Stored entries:
____________________
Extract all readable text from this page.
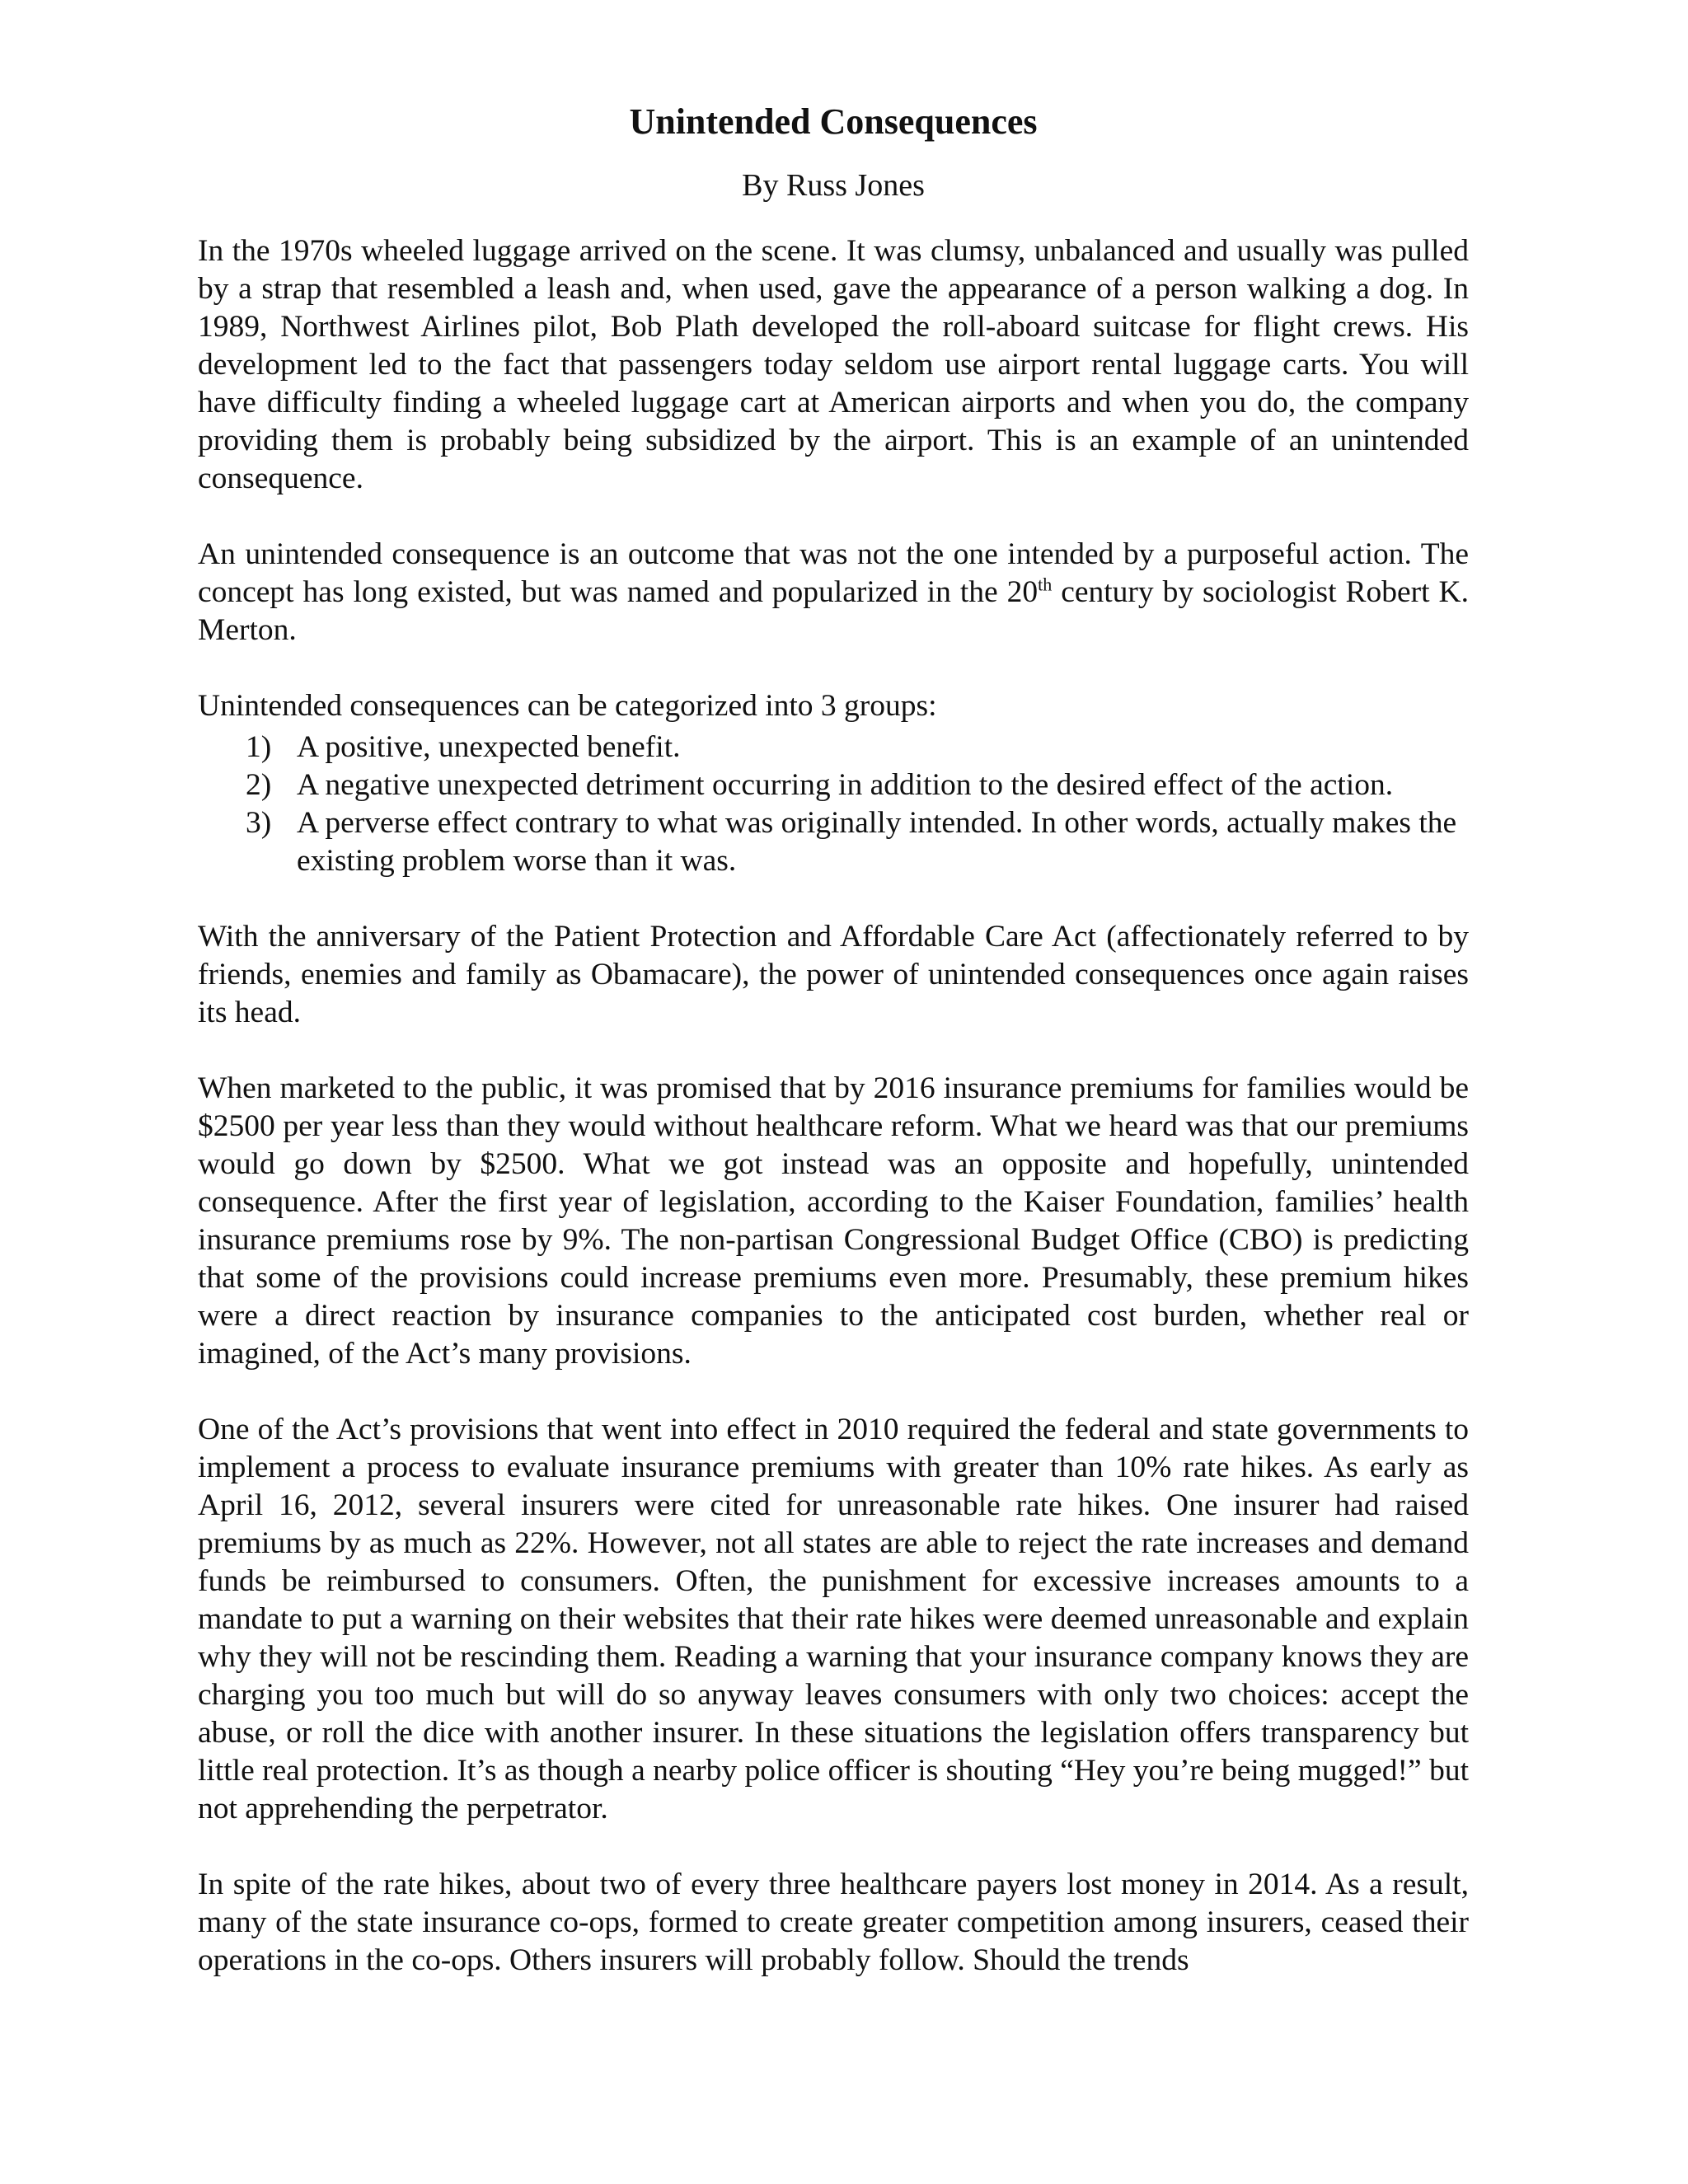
Unintended Consequences
By Russ Jones

In the 1970s wheeled luggage arrived on the scene. It was clumsy, unbalanced and usually was pulled by a strap that resembled a leash and, when used, gave the appearance of a person walking a dog. In 1989, Northwest Airlines pilot, Bob Plath developed the roll-aboard suitcase for flight crews. His development led to the fact that passengers today seldom use airport rental luggage carts. You will have difficulty finding a wheeled luggage cart at American airports and when you do, the company providing them is probably being subsidized by the airport. This is an example of an unintended consequence.

An unintended consequence is an outcome that was not the one intended by a purposeful action. The concept has long existed, but was named and popularized in the 20th century by sociologist Robert K. Merton.

Unintended consequences can be categorized into 3 groups:

1) A positive, unexpected benefit.
2) A negative unexpected detriment occurring in addition to the desired effect of the action.
3) A perverse effect contrary to what was originally intended. In other words, actually makes the existing problem worse than it was.

With the anniversary of the Patient Protection and Affordable Care Act (affectionately referred to by friends, enemies and family as Obamacare), the power of unintended consequences once again raises its head.

When marketed to the public, it was promised that by 2016 insurance premiums for families would be $2500 per year less than they would without healthcare reform. What we heard was that our premiums would go down by $2500. What we got instead was an opposite and hopefully, unintended consequence. After the first year of legislation, according to the Kaiser Foundation, families’ health insurance premiums rose by 9%. The non-partisan Congressional Budget Office (CBO) is predicting that some of the provisions could increase premiums even more. Presumably, these premium hikes were a direct reaction by insurance companies to the anticipated cost burden, whether real or imagined, of the Act’s many provisions.

One of the Act’s provisions that went into effect in 2010 required the federal and state governments to implement a process to evaluate insurance premiums with greater than 10% rate hikes. As early as April 16, 2012, several insurers were cited for unreasonable rate hikes. One insurer had raised premiums by as much as 22%. However, not all states are able to reject the rate increases and demand funds be reimbursed to consumers. Often, the punishment for excessive increases amounts to a mandate to put a warning on their websites that their rate hikes were deemed unreasonable and explain why they will not be rescinding them. Reading a warning that your insurance company knows they are charging you too much but will do so anyway leaves consumers with only two choices: accept the abuse, or roll the dice with another insurer. In these situations the legislation offers transparency but little real protection. It’s as though a nearby police officer is shouting “Hey you’re being mugged!” but not apprehending the perpetrator.

In spite of the rate hikes, about two of every three healthcare payers lost money in 2014. As a result, many of the state insurance co-ops, formed to create greater competition among insurers, ceased their operations in the co-ops. Others insurers will probably follow. Should the trends
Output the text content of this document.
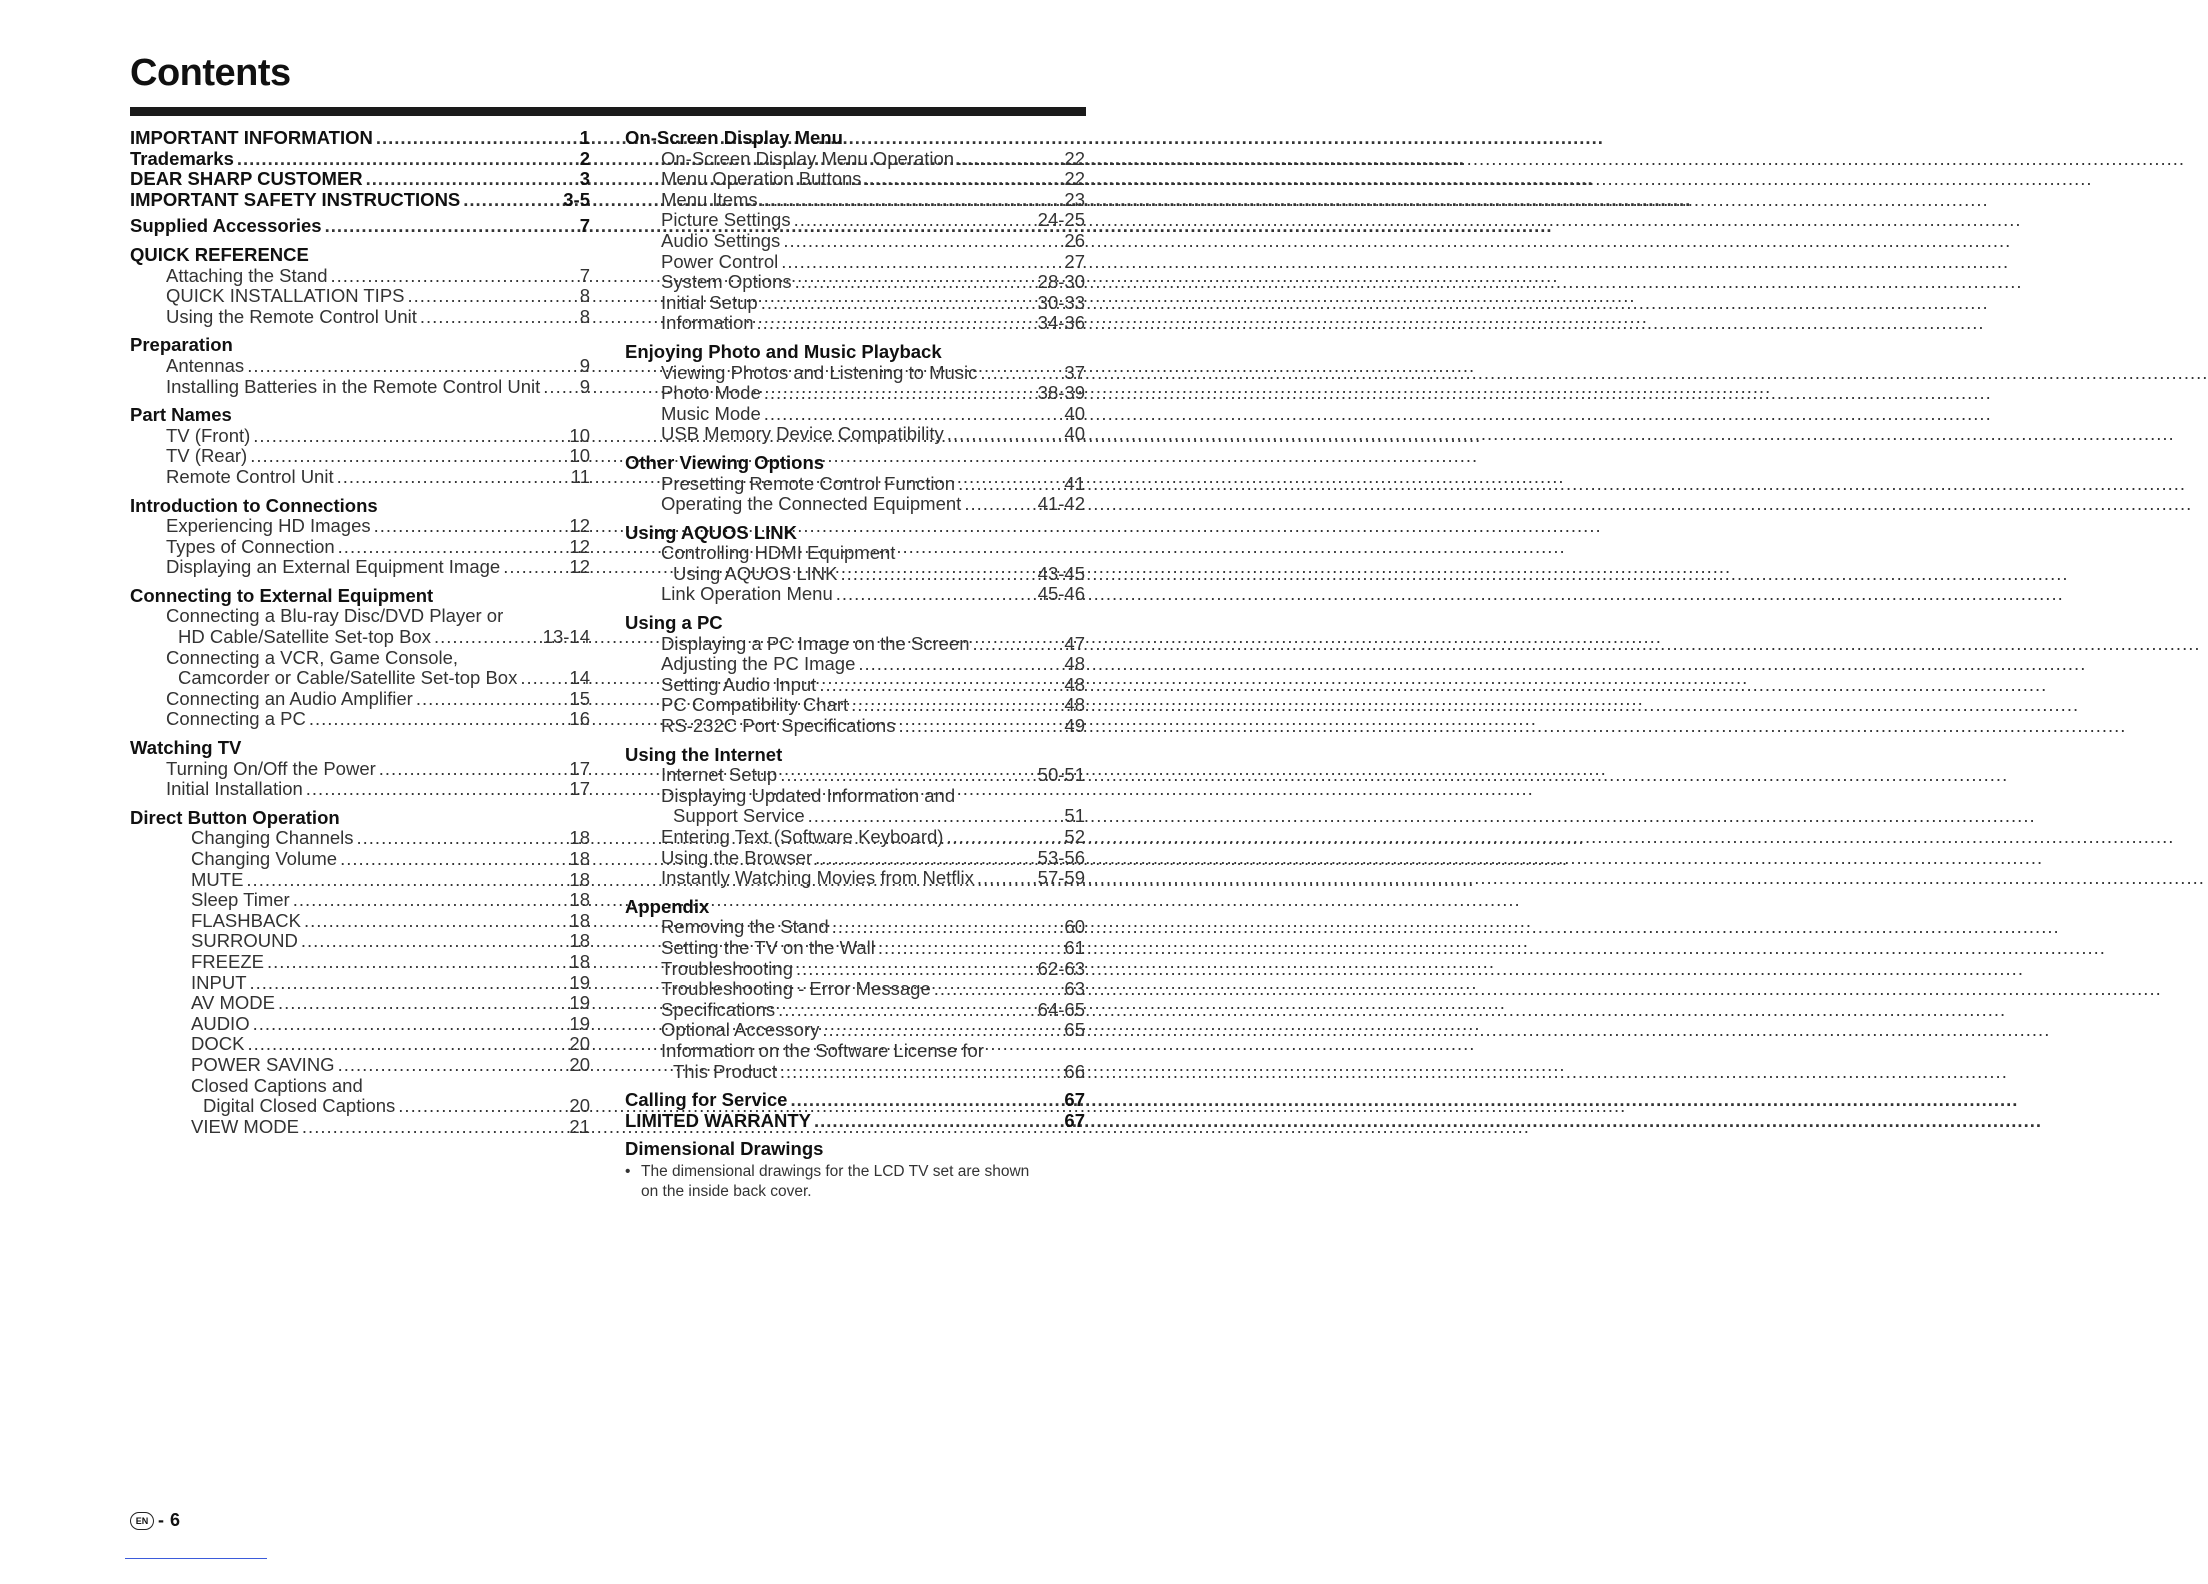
Contents
IMPORTANT INFORMATION .....	1
Trademarks .....	2
DEAR SHARP CUSTOMER .....	3
IMPORTANT SAFETY INSTRUCTIONS .....	3-5
Supplied Accessories .....	7
QUICK REFERENCE
Attaching the Stand .....	7
QUICK INSTALLATION TIPS .....	8
Using the Remote Control Unit .....	8
Preparation
Antennas .....	9
Installing Batteries in the Remote Control Unit ..... 9
Part Names
TV (Front) .....	10
TV (Rear) .....	10
Remote Control Unit .....	11
Introduction to Connections
Experiencing HD Images .....	12
Types of Connection .....	12
Displaying an External Equipment Image .....	12
Connecting to External Equipment
Connecting a Blu-ray Disc/DVD Player or
HD Cable/Satellite Set-top Box .....	13-14
Connecting a VCR, Game Console,
Camcorder or Cable/Satellite Set-top Box .....	14
Connecting an Audio Amplifier .....	15
Connecting a PC .....	16
Watching TV
Turning On/Off the Power .....	17
Initial Installation .....	17
Direct Button Operation
Changing Channels .....	18
Changing Volume .....	18
MUTE .....	18
Sleep Timer .....	18
FLASHBACK .....	18
SURROUND .....	18
FREEZE .....	18
INPUT .....	19
AV MODE .....	19
AUDIO .....	19
DOCK .....	20
POWER SAVING .....	20
Closed Captions and
Digital Closed Captions .....	20
VIEW MODE .....	21
On-Screen Display Menu
On-Screen Display Menu Operation .....	22
Menu Operation Buttons .....	22
Menu Items .....	23
Picture Settings .....	24-25
Audio Settings .....	26
Power Control .....	27
System Options .....	28-30
Initial Setup .....	30-33
Information .....	34-36
Enjoying Photo and Music Playback
Viewing Photos and Listening to Music .....	37
Photo Mode .....	38-39
Music Mode .....	40
USB Memory Device Compatibility .....	40
Other Viewing Options
Presetting Remote Control Function .....	41
Operating the Connected Equipment .....	41-42
Using AQUOS LINK
Controlling HDMI Equipment
Using AQUOS LINK .....	43-45
Link Operation Menu .....	45-46
Using a PC
Displaying a PC Image on the Screen .....	47
Adjusting the PC Image .....	48
Setting Audio Input .....	48
PC Compatibility Chart .....	48
RS-232C Port Specifications .....	49
Using the Internet
Internet Setup .....	50-51
Displaying Updated Information and
Support Service .....	51
Entering Text (Software Keyboard) .....	52
Using the Browser .....	53-56
Instantly Watching Movies from Netflix .....	57-59
Appendix
Removing the Stand .....	60
Setting the TV on the Wall .....	61
Troubleshooting .....	62-63
Troubleshooting - Error Message .....	63
Specifications .....	64-65
Optional Accessory .....	65
Information on the Software License for
This Product .....	66
Calling for Service .....	67
LIMITED WARRANTY .....	67
Dimensional Drawings
• The dimensional drawings for the LCD TV set are shown
on the inside back cover.
EN - 6
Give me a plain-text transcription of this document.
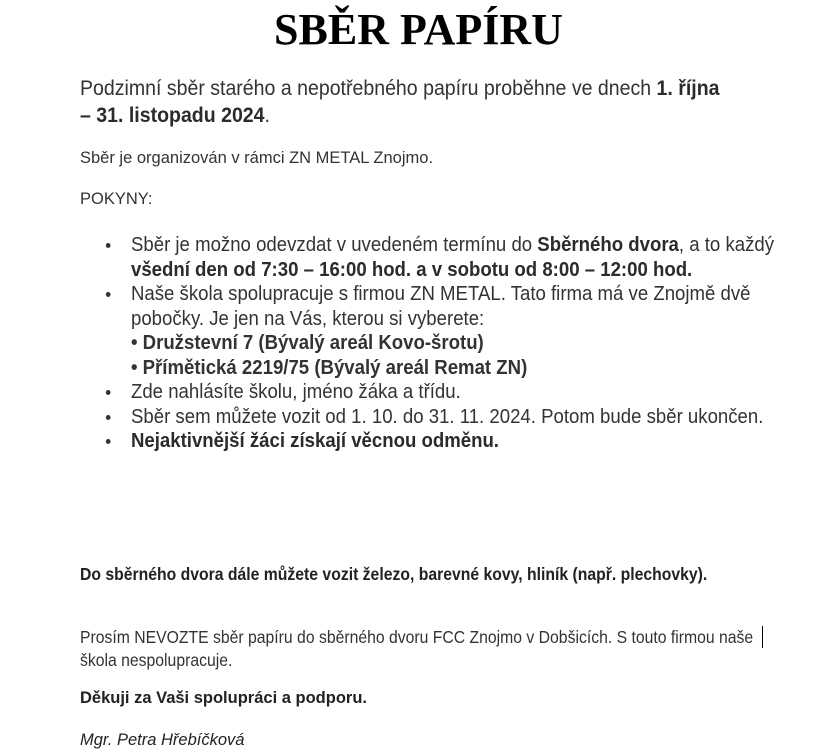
SBĚR PAPÍRU
Podzimní sběr starého a nepotřebného papíru proběhne ve dnech 1. října – 31. listopadu 2024.
Sběr je organizován v rámci ZN METAL Znojmo.
POKYNY:
Sběr je možno odevzdat v uvedeném termínu do Sběrného dvora, a to každý všední den od 7:30 – 16:00 hod. a v sobotu od 8:00 – 12:00 hod.
Naše škola spolupracuje s firmou ZN METAL. Tato firma má ve Znojmě dvě pobočky. Je jen na Vás, kterou si vyberete:
• Družstevní 7 (Bývalý areál Kovo-šrotu)
• Přímětická 2219/75 (Bývalý areál Remat ZN)
Zde nahlásíte školu, jméno žáka a třídu.
Sběr sem můžete vozit od 1. 10. do 31. 11. 2024. Potom bude sběr ukončen.
Nejaktivnější žáci získají věcnou odměnu.
Do sběrného dvora dále můžete vozit železo, barevné kovy, hliník (např. plechovky).
Prosím NEVOZTE sběr papíru do sběrného dvoru FCC Znojmo v Dobšicích. S touto firmou naše škola nespolupracuje.
Děkuji za Vaši spolupráci a podporu.
Mgr. Petra Hřebíčková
____________________
*TASK OBJECTIVE*
Take every line containing the word "Satellite" and copy it.

*IN RESPONSE*
HD Cable/Satellite Set-top Box .....	13-14
Camcorder or Cable/Satellite Set-top Box .....	14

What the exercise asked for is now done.